» **Task directions**:
Copy out the data below as written; omit any images.

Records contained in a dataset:
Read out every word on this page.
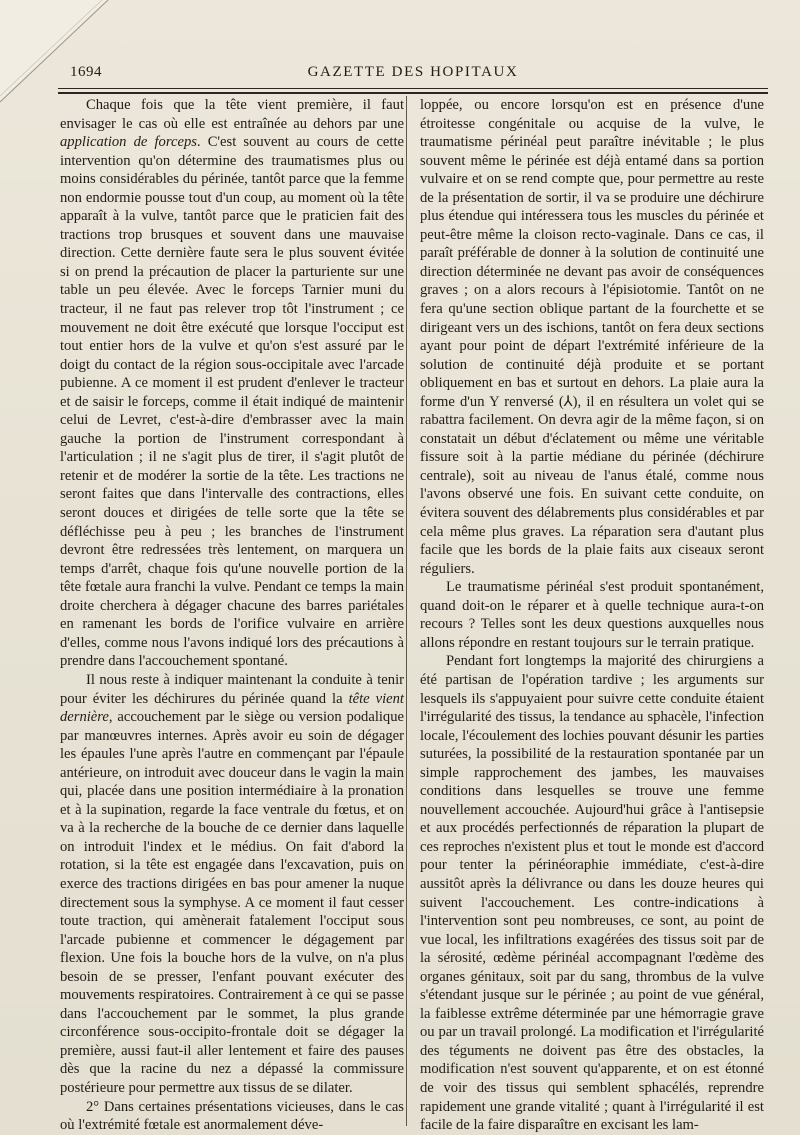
1694	GAZETTE DES HOPITAUX

Chaque fois que la tête vient première, il faut envisager le cas où elle est entraînée au dehors par une application de forceps. C'est souvent au cours de cette intervention qu'on détermine des traumatismes plus ou moins considérables du périnée, tantôt parce que la femme non endormie pousse tout d'un coup, au moment où la tête apparaît à la vulve, tantôt parce que le praticien fait des tractions trop brusques et souvent dans une mauvaise direction. Cette dernière faute sera le plus souvent évitée si on prend la précaution de placer la parturiente sur une table un peu élevée. Avec le forceps Tarnier muni du tracteur, il ne faut pas relever trop tôt l'instrument ; ce mouvement ne doit être exécuté que lorsque l'occiput est tout entier hors de la vulve et qu'on s'est assuré par le doigt du contact de la région sous-occipitale avec l'arcade pubienne. A ce moment il est prudent d'enlever le tracteur et de saisir le forceps, comme il était indiqué de maintenir celui de Levret, c'est-à-dire d'embrasser avec la main gauche la portion de l'instrument correspondant à l'articulation ; il ne s'agit plus de tirer, il s'agit plutôt de retenir et de modérer la sortie de la tête. Les tractions ne seront faites que dans l'intervalle des contractions, elles seront douces et dirigées de telle sorte que la tête se défléchisse peu à peu ; les branches de l'instrument devront être redressées très lentement, on marquera un temps d'arrêt, chaque fois qu'une nouvelle portion de la tête fœtale aura franchi la vulve. Pendant ce temps la main droite cherchera à dégager chacune des barres pariétales en ramenant les bords de l'orifice vulvaire en arrière d'elles, comme nous l'avons indiqué lors des précautions à prendre dans l'accouchement spontané.

Il nous reste à indiquer maintenant la conduite à tenir pour éviter les déchirures du périnée quand la tête vient dernière, accouchement par le siège ou version podalique par manœuvres internes. Après avoir eu soin de dégager les épaules l'une après l'autre en commençant par l'épaule antérieure, on introduit avec douceur dans le vagin la main qui, placée dans une position intermédiaire à la pronation et à la supination, regarde la face ventrale du fœtus, et on va à la recherche de la bouche de ce dernier dans laquelle on introduit l'index et le médius. On fait d'abord la rotation, si la tête est engagée dans l'excavation, puis on exerce des tractions dirigées en bas pour amener la nuque directement sous la symphyse. A ce moment il faut cesser toute traction, qui amènerait fatalement l'occiput sous l'arcade pubienne et commencer le dégagement par flexion. Une fois la bouche hors de la vulve, on n'a plus besoin de se presser, l'enfant pouvant exécuter des mouvements respiratoires. Contrairement à ce qui se passe dans l'accouchement par le sommet, la plus grande circonférence sous-occipito-frontale doit se dégager la première, aussi faut-il aller lentement et faire des pauses dès que la racine du nez a dépassé la commissure postérieure pour permettre aux tissus de se dilater.

2° Dans certaines présentations vicieuses, dans le cas où l'extrémité fœtale est anormalement déve-

loppée, ou encore lorsqu'on est en présence d'une étroitesse congénitale ou acquise de la vulve, le traumatisme périnéal peut paraître inévitable ; le plus souvent même le périnée est déjà entamé dans sa portion vulvaire et on se rend compte que, pour permettre au reste de la présentation de sortir, il va se produire une déchirure plus étendue qui intéressera tous les muscles du périnée et peut-être même la cloison recto-vaginale. Dans ce cas, il paraît préférable de donner à la solution de continuité une direction déterminée ne devant pas avoir de conséquences graves ; on a alors recours à l'épisiotomie. Tantôt on ne fera qu'une section oblique partant de la fourchette et se dirigeant vers un des ischions, tantôt on fera deux sections ayant pour point de départ l'extrémité inférieure de la solution de continuité déjà produite et se portant obliquement en bas et surtout en dehors. La plaie aura la forme d'un Y renversé (⅄), il en résultera un volet qui se rabattra facilement. On devra agir de la même façon, si on constatait un début d'éclatement ou même une véritable fissure soit à la partie médiane du périnée (déchirure centrale), soit au niveau de l'anus étalé, comme nous l'avons observé une fois. En suivant cette conduite, on évitera souvent des délabrements plus considérables et par cela même plus graves. La réparation sera d'autant plus facile que les bords de la plaie faits aux ciseaux seront réguliers.

Le traumatisme périnéal s'est produit spontanément, quand doit-on le réparer et à quelle technique aura-t-on recours ? Telles sont les deux questions auxquelles nous allons répondre en restant toujours sur le terrain pratique.

Pendant fort longtemps la majorité des chirurgiens a été partisan de l'opération tardive ; les arguments sur lesquels ils s'appuyaient pour suivre cette conduite étaient l'irrégularité des tissus, la tendance au sphacèle, l'infection locale, l'écoulement des lochies pouvant désunir les parties suturées, la possibilité de la restauration spontanée par un simple rapprochement des jambes, les mauvaises conditions dans lesquelles se trouve une femme nouvellement accouchée. Aujourd'hui grâce à l'antisepsie et aux procédés perfectionnés de réparation la plupart de ces reproches n'existent plus et tout le monde est d'accord pour tenter la périnéoraphie immédiate, c'est-à-dire aussitôt après la délivrance ou dans les douze heures qui suivent l'accouchement. Les contre-indications à l'intervention sont peu nombreuses, ce sont, au point de vue local, les infiltrations exagérées des tissus soit par de la sérosité, œdème périnéal accompagnant l'œdème des organes génitaux, soit par du sang, thrombus de la vulve s'étendant jusque sur le périnée ; au point de vue général, la faiblesse extrême déterminée par une hémorragie grave ou par un travail prolongé. La modification et l'irrégularité des téguments ne doivent pas être des obstacles, la modification n'est souvent qu'apparente, et on est étonné de voir des tissus qui semblent sphacélés, reprendre rapidement une grande vitalité ; quant à l'irrégularité il est facile de la faire disparaître en excisant les lam-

» **Finished exercise**:
Read out every word on this page.
1694	GAZETTE DES HOPITAUX

Chaque fois que la tête vient première, il faut envisager le cas où elle est entraînée au dehors par une application de forceps. C'est souvent au cours de cette intervention qu'on détermine des traumatismes plus ou moins considérables du périnée, tantôt parce que la femme non endormie pousse tout d'un coup, au moment où la tête apparaît à la vulve, tantôt parce que le praticien fait des tractions trop brusques et souvent dans une mauvaise direction. Cette dernière faute sera le plus souvent évitée si on prend la précaution de placer la parturiente sur une table un peu élevée. Avec le forceps Tarnier muni du tracteur, il ne faut pas relever trop tôt l'instrument ; ce mouvement ne doit être exécuté que lorsque l'occiput est tout entier hors de la vulve et qu'on s'est assuré par le doigt du contact de la région sous-occipitale avec l'arcade pubienne. A ce moment il est prudent d'enlever le tracteur et de saisir le forceps, comme il était indiqué de maintenir celui de Levret, c'est-à-dire d'embrasser avec la main gauche la portion de l'instrument correspondant à l'articulation ; il ne s'agit plus de tirer, il s'agit plutôt de retenir et de modérer la sortie de la tête. Les tractions ne seront faites que dans l'intervalle des contractions, elles seront douces et dirigées de telle sorte que la tête se défléchisse peu à peu ; les branches de l'instrument devront être redressées très lentement, on marquera un temps d'arrêt, chaque fois qu'une nouvelle portion de la tête fœtale aura franchi la vulve. Pendant ce temps la main droite cherchera à dégager chacune des barres pariétales en ramenant les bords de l'orifice vulvaire en arrière d'elles, comme nous l'avons indiqué lors des précautions à prendre dans l'accouchement spontané.

Il nous reste à indiquer maintenant la conduite à tenir pour éviter les déchirures du périnée quand la tête vient dernière, accouchement par le siège ou version podalique par manœuvres internes. Après avoir eu soin de dégager les épaules l'une après l'autre en commençant par l'épaule antérieure, on introduit avec douceur dans le vagin la main qui, placée dans une position intermédiaire à la pronation et à la supination, regarde la face ventrale du fœtus, et on va à la recherche de la bouche de ce dernier dans laquelle on introduit l'index et le médius. On fait d'abord la rotation, si la tête est engagée dans l'excavation, puis on exerce des tractions dirigées en bas pour amener la nuque directement sous la symphyse. A ce moment il faut cesser toute traction, qui amènerait fatalement l'occiput sous l'arcade pubienne et commencer le dégagement par flexion. Une fois la bouche hors de la vulve, on n'a plus besoin de se presser, l'enfant pouvant exécuter des mouvements respiratoires. Contrairement à ce qui se passe dans l'accouchement par le sommet, la plus grande circonférence sous-occipito-frontale doit se dégager la première, aussi faut-il aller lentement et faire des pauses dès que la racine du nez a dépassé la commissure postérieure pour permettre aux tissus de se dilater.

2° Dans certaines présentations vicieuses, dans le cas où l'extrémité fœtale est anormalement déve-

loppée, ou encore lorsqu'on est en présence d'une étroitesse congénitale ou acquise de la vulve, le traumatisme périnéal peut paraître inévitable ; le plus souvent même le périnée est déjà entamé dans sa portion vulvaire et on se rend compte que, pour permettre au reste de la présentation de sortir, il va se produire une déchirure plus étendue qui intéressera tous les muscles du périnée et peut-être même la cloison recto-vaginale. Dans ce cas, il paraît préférable de donner à la solution de continuité une direction déterminée ne devant pas avoir de conséquences graves ; on a alors recours à l'épisiotomie. Tantôt on ne fera qu'une section oblique partant de la fourchette et se dirigeant vers un des ischions, tantôt on fera deux sections ayant pour point de départ l'extrémité inférieure de la solution de continuité déjà produite et se portant obliquement en bas et surtout en dehors. La plaie aura la forme d'un Y renversé (⅄), il en résultera un volet qui se rabattra facilement. On devra agir de la même façon, si on constatait un début d'éclatement ou même une véritable fissure soit à la partie médiane du périnée (déchirure centrale), soit au niveau de l'anus étalé, comme nous l'avons observé une fois. En suivant cette conduite, on évitera souvent des délabrements plus considérables et par cela même plus graves. La réparation sera d'autant plus facile que les bords de la plaie faits aux ciseaux seront réguliers.

Le traumatisme périnéal s'est produit spontanément, quand doit-on le réparer et à quelle technique aura-t-on recours ? Telles sont les deux questions auxquelles nous allons répondre en restant toujours sur le terrain pratique.

Pendant fort longtemps la majorité des chirurgiens a été partisan de l'opération tardive ; les arguments sur lesquels ils s'appuyaient pour suivre cette conduite étaient l'irrégularité des tissus, la tendance au sphacèle, l'infection locale, l'écoulement des lochies pouvant désunir les parties suturées, la possibilité de la restauration spontanée par un simple rapprochement des jambes, les mauvaises conditions dans lesquelles se trouve une femme nouvellement accouchée. Aujourd'hui grâce à l'antisepsie et aux procédés perfectionnés de réparation la plupart de ces reproches n'existent plus et tout le monde est d'accord pour tenter la périnéoraphie immédiate, c'est-à-dire aussitôt après la délivrance ou dans les douze heures qui suivent l'accouchement. Les contre-indications à l'intervention sont peu nombreuses, ce sont, au point de vue local, les infiltrations exagérées des tissus soit par de la sérosité, œdème périnéal accompagnant l'œdème des organes génitaux, soit par du sang, thrombus de la vulve s'étendant jusque sur le périnée ; au point de vue général, la faiblesse extrême déterminée par une hémorragie grave ou par un travail prolongé. La modification et l'irrégularité des téguments ne doivent pas être des obstacles, la modification n'est souvent qu'apparente, et on est étonné de voir des tissus qui semblent sphacélés, reprendre rapidement une grande vitalité ; quant à l'irrégularité il est facile de la faire disparaître en excisant les lam-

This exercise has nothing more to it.